-- START --

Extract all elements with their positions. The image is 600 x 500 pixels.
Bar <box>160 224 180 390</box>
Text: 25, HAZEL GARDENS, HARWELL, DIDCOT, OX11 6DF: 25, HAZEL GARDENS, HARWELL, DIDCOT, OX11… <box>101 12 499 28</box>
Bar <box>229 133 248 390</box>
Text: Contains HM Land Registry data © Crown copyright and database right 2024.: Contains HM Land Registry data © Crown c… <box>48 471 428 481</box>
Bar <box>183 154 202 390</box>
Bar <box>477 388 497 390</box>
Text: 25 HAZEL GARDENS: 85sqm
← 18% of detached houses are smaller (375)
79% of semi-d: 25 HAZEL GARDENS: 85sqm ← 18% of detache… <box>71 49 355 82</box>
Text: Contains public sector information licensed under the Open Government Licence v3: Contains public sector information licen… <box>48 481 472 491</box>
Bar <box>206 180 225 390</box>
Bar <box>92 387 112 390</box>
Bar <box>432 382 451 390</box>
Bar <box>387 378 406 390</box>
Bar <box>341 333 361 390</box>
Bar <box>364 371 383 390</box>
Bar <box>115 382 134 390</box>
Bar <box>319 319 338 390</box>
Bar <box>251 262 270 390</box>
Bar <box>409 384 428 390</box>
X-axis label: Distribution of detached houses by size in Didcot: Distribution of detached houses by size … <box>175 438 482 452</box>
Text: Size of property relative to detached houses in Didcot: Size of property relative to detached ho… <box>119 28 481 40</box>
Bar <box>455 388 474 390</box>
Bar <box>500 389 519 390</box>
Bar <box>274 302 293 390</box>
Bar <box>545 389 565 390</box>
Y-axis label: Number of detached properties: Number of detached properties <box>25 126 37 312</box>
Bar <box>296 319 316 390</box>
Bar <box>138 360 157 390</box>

-- END --

> **Task directions**: Rewrite all of the records above, putting "Column" wherever "Bar" appears and changing nothing else.

> **Task answer**:
Extract all elements with their positions. The image is 600 x 500 pixels.
Column <box>160 224 180 390</box>
Text: 25, HAZEL GARDENS, HARWELL, DIDCOT, OX11 6DF: 25, HAZEL GARDENS, HARWELL, DIDCOT, OX11… <box>101 12 499 28</box>
Column <box>229 133 248 390</box>
Text: Contains HM Land Registry data © Crown copyright and database right 2024.: Contains HM Land Registry data © Crown c… <box>48 471 428 481</box>
Column <box>183 154 202 390</box>
Column <box>477 388 497 390</box>
Text: 25 HAZEL GARDENS: 85sqm
← 18% of detached houses are smaller (375)
79% of semi-d: 25 HAZEL GARDENS: 85sqm ← 18% of detache… <box>71 49 355 82</box>
Text: Contains public sector information licensed under the Open Government Licence v3: Contains public sector information licen… <box>48 481 472 491</box>
Column <box>206 180 225 390</box>
Column <box>92 387 112 390</box>
Column <box>432 382 451 390</box>
Column <box>387 378 406 390</box>
Column <box>341 333 361 390</box>
Column <box>364 371 383 390</box>
Column <box>115 382 134 390</box>
Column <box>319 319 338 390</box>
Column <box>251 262 270 390</box>
Column <box>409 384 428 390</box>
X-axis label: Distribution of detached houses by size in Didcot: Distribution of detached houses by size … <box>175 438 482 452</box>
Text: Size of property relative to detached houses in Didcot: Size of property relative to detached ho… <box>119 28 481 40</box>
Column <box>455 388 474 390</box>
Column <box>500 389 519 390</box>
Column <box>274 302 293 390</box>
Column <box>545 389 565 390</box>
Y-axis label: Number of detached properties: Number of detached properties <box>25 126 37 312</box>
Column <box>296 319 316 390</box>
Column <box>138 360 157 390</box>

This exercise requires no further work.